**The exercise**
Copy the records below exactly as they are written.

**Input records**
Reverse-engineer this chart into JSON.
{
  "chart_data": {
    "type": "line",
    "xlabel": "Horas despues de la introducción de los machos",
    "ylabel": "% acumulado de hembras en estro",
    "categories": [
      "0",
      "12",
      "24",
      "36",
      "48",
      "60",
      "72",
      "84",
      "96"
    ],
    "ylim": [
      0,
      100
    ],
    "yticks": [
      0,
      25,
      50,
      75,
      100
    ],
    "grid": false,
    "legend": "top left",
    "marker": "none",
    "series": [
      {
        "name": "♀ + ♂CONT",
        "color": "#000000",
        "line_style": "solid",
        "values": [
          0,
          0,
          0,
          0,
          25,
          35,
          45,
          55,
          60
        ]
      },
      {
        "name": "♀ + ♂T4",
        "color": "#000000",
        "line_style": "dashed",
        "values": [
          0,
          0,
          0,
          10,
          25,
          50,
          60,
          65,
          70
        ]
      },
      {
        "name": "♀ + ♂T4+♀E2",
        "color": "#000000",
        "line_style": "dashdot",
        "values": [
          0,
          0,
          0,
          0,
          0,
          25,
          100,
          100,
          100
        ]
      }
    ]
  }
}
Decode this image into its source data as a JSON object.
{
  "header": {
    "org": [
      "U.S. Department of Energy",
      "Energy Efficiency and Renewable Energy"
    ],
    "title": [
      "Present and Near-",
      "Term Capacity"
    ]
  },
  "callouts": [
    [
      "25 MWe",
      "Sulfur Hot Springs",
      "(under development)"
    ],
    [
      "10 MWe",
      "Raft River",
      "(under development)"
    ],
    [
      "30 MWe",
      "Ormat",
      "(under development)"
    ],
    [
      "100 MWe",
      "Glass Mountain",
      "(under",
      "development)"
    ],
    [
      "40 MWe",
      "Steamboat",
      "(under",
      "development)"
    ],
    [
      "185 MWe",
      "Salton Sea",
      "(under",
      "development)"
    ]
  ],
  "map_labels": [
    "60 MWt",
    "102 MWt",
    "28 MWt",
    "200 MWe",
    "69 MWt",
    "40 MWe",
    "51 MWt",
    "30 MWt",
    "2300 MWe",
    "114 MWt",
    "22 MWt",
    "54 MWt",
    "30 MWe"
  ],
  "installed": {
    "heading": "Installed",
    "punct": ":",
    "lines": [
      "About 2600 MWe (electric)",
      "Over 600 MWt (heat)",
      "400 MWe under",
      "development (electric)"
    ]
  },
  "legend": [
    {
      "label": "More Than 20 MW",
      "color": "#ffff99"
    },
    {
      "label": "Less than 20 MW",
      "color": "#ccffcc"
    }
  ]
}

**Solved problem**
Reverse-engineer this chart into JSON.
{
  "chart_data": {
    "type": "line",
    "xlabel": "Horas despues de la introducción de los machos",
    "ylabel": "% acumulado de hembras en estro",
    "categories": [
      "0",
      "12",
      "24",
      "36",
      "48",
      "60",
      "72",
      "84",
      "96"
    ],
    "ylim": [
      0,
      100
    ],
    "yticks": [
      0,
      25,
      50,
      75,
      100
    ],
    "grid": false,
    "legend": "top left",
    "marker": "none",
    "series": [
      {
        "name": "♀ + ♂CONT",
        "color": "#000000",
        "line_style": "solid",
        "values": [
          0,
          0,
          0,
          0,
          25,
          35,
          45,
          55,
          60
        ]
      },
      {
        "name": "♀ + ♂T4",
        "color": "#000000",
        "line_style": "dashed",
        "values": [
          0,
          0,
          0,
          10,
          25,
          50,
          60,
          65,
          70
        ]
      },
      {
        "name": "♀ + ♂T4+♀E2",
        "color": "#000000",
        "line_style": "dashdot",
        "values": [
          0,
          0,
          0,
          0,
          0,
          25,
          100,
          100,
          100
        ]
      }
    ]
  }
}
Decode this image into its source data as a JSON object.
{
  "header": {
    "org": [
      "U.S. Department of Energy",
      "Energy Efficiency and Renewable Energy"
    ],
    "title": [
      "Present and Near-",
      "Term Capacity"
    ]
  },
  "callouts": [
    [
      "25 MWe",
      "Sulfur Hot Springs",
      "(under development)"
    ],
    [
      "10 MWe",
      "Raft River",
      "(under development)"
    ],
    [
      "30 MWe",
      "Ormat",
      "(under development)"
    ],
    [
      "100 MWe",
      "Glass Mountain",
      "(under",
      "development)"
    ],
    [
      "40 MWe",
      "Steamboat",
      "(under",
      "development)"
    ],
    [
      "185 MWe",
      "Salton Sea",
      "(under",
      "development)"
    ]
  ],
  "map_labels": [
    "60 MWt",
    "102 MWt",
    "28 MWt",
    "200 MWe",
    "69 MWt",
    "40 MWe",
    "51 MWt",
    "30 MWt",
    "2300 MWe",
    "114 MWt",
    "22 MWt",
    "54 MWt",
    "30 MWe"
  ],
  "installed": {
    "heading": "Installed",
    "punct": ":",
    "lines": [
      "About 2600 MWe (electric)",
      "Over 600 MWt (heat)",
      "400 MWe under",
      "development (electric)"
    ]
  },
  "legend": [
    {
      "label": "More Than 20 MW",
      "color": "#ffff99"
    },
    {
      "label": "Less than 20 MW",
      "color": "#ccffcc"
    }
  ]
}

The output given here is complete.